[BEGIN Exercise data]

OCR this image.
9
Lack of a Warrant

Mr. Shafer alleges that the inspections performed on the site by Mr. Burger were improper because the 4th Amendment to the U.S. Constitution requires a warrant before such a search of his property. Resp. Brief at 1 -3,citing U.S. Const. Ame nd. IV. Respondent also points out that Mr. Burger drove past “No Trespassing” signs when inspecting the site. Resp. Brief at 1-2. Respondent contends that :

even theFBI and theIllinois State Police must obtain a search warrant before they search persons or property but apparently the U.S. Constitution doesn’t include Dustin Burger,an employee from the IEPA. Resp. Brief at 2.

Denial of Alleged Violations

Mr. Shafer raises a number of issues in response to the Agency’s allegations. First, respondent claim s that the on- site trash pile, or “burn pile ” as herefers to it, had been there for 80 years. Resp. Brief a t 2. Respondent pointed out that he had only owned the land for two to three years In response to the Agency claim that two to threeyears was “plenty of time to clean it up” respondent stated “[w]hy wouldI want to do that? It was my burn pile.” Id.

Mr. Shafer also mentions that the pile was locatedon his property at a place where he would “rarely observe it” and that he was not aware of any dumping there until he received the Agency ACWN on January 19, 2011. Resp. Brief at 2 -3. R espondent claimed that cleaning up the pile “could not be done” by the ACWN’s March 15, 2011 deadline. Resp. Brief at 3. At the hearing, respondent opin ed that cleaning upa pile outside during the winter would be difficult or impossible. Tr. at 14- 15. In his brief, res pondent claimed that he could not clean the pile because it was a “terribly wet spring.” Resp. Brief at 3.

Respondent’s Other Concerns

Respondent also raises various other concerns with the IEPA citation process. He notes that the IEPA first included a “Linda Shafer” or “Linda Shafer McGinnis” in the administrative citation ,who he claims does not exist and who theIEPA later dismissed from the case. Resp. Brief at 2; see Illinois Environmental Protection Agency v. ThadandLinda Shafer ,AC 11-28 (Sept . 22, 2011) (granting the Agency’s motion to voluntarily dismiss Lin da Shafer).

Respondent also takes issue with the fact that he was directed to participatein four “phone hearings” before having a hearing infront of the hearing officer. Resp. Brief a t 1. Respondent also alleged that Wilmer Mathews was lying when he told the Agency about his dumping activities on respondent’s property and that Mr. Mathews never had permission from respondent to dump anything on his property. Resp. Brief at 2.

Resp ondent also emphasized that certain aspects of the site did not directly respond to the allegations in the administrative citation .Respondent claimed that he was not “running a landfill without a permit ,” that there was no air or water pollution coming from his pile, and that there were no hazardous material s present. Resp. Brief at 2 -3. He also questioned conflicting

[END Exercise data]

Short exercise:
Tell how many lines contain the word "administrative", using only the number.

Result below:
2